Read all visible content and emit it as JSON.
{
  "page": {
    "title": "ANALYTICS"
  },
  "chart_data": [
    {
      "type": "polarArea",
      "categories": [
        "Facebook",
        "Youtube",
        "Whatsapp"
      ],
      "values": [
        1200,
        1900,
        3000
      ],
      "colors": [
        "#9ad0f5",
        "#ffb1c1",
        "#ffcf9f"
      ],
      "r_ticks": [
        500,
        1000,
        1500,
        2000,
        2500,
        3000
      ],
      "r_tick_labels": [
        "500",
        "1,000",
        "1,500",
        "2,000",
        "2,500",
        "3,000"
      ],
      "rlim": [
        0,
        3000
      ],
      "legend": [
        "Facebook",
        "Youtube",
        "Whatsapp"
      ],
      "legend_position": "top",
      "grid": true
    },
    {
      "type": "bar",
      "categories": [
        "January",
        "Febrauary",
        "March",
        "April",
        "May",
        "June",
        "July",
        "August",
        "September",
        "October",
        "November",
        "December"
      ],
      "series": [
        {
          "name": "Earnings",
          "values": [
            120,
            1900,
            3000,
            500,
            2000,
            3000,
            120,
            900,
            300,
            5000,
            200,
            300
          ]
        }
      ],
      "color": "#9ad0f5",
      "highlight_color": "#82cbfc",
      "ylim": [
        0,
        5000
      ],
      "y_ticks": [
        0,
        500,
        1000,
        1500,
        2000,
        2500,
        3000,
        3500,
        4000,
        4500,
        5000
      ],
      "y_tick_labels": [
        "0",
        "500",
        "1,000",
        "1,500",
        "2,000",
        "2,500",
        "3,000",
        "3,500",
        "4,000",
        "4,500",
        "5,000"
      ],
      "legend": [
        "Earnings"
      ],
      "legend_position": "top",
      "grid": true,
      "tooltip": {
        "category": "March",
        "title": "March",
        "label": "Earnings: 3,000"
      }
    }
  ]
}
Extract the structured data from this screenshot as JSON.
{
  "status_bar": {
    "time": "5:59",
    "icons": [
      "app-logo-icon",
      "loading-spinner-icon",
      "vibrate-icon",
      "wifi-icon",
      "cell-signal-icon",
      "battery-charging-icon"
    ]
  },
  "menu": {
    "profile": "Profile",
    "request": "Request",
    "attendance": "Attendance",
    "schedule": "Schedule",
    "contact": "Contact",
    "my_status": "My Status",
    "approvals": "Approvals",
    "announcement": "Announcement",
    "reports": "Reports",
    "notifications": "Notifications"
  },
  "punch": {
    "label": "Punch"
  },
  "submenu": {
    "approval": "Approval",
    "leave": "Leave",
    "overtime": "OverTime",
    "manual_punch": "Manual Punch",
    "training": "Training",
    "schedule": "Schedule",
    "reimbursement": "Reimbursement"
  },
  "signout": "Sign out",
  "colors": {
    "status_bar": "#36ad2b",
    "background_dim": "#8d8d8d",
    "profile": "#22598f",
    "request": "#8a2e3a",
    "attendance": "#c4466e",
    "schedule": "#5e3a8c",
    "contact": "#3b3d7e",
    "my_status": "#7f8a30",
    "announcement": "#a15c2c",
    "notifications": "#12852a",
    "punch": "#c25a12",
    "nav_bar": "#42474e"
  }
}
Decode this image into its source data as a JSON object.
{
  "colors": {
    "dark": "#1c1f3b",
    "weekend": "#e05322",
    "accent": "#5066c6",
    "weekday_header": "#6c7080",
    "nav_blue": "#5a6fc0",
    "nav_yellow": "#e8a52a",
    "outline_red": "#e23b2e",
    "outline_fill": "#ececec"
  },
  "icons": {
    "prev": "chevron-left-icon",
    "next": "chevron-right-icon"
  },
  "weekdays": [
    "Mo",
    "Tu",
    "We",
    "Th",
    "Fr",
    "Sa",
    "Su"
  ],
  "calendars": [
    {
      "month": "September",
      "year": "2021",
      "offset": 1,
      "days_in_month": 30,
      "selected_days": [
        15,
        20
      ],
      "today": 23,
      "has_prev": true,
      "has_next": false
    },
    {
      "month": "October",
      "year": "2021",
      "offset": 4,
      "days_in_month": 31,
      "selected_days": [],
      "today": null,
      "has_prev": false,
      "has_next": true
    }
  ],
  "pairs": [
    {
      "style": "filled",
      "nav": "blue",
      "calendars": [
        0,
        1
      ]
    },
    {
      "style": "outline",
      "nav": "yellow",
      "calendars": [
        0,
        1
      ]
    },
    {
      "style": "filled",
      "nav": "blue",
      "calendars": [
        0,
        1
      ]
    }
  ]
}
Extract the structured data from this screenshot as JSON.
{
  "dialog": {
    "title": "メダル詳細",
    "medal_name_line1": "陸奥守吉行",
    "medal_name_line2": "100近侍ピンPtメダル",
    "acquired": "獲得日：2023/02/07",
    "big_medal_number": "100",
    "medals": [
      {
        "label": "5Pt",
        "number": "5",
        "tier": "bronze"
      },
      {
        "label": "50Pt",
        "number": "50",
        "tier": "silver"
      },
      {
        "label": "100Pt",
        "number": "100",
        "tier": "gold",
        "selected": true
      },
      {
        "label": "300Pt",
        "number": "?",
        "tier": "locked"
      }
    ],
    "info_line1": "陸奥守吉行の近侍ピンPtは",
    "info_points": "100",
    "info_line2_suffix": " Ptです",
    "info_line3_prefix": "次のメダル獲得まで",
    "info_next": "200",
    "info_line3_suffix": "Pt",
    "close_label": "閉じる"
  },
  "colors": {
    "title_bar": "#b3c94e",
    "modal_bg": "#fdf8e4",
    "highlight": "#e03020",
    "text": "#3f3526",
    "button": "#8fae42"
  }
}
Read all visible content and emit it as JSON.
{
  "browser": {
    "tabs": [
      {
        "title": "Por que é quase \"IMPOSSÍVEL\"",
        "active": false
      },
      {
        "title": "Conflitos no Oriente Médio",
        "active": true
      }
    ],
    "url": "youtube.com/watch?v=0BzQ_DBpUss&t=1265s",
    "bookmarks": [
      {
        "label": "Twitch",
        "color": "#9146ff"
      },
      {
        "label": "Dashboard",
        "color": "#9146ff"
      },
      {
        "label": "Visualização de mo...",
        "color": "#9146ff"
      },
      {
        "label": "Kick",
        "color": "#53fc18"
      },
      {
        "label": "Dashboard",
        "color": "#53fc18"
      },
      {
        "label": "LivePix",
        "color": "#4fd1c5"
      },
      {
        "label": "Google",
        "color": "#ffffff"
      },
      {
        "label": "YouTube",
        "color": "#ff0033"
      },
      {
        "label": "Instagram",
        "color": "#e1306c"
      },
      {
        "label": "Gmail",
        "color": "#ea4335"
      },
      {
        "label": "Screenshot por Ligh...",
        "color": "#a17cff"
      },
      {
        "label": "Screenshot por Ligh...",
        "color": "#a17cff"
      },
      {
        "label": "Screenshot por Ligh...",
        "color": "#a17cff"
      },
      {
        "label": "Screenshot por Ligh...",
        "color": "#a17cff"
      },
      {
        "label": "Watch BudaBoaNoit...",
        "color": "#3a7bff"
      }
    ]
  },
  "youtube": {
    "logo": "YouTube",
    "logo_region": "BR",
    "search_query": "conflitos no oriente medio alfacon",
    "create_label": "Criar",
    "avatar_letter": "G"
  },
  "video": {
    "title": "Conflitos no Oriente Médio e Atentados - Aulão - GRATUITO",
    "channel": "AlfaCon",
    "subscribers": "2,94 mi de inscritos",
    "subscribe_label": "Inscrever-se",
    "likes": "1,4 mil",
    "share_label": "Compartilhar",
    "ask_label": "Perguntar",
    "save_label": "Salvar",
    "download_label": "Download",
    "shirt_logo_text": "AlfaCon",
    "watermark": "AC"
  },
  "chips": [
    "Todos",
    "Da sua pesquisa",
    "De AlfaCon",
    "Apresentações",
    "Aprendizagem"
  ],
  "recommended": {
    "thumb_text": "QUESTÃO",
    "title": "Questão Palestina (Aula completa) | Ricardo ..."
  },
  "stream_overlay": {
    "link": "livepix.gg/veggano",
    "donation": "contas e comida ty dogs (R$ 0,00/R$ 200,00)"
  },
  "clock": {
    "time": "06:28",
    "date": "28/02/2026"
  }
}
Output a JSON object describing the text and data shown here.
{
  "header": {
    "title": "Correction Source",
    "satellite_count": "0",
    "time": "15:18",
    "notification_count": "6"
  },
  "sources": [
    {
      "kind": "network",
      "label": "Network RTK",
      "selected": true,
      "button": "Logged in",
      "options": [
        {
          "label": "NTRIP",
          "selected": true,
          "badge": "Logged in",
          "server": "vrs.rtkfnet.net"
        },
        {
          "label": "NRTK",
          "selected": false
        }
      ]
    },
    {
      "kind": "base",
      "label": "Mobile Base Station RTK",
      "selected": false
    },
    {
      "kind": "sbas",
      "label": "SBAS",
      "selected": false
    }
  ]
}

+ + + + +

## Aim of the exercise
State how many lines include the string "object", and nothing more.

## Task result
2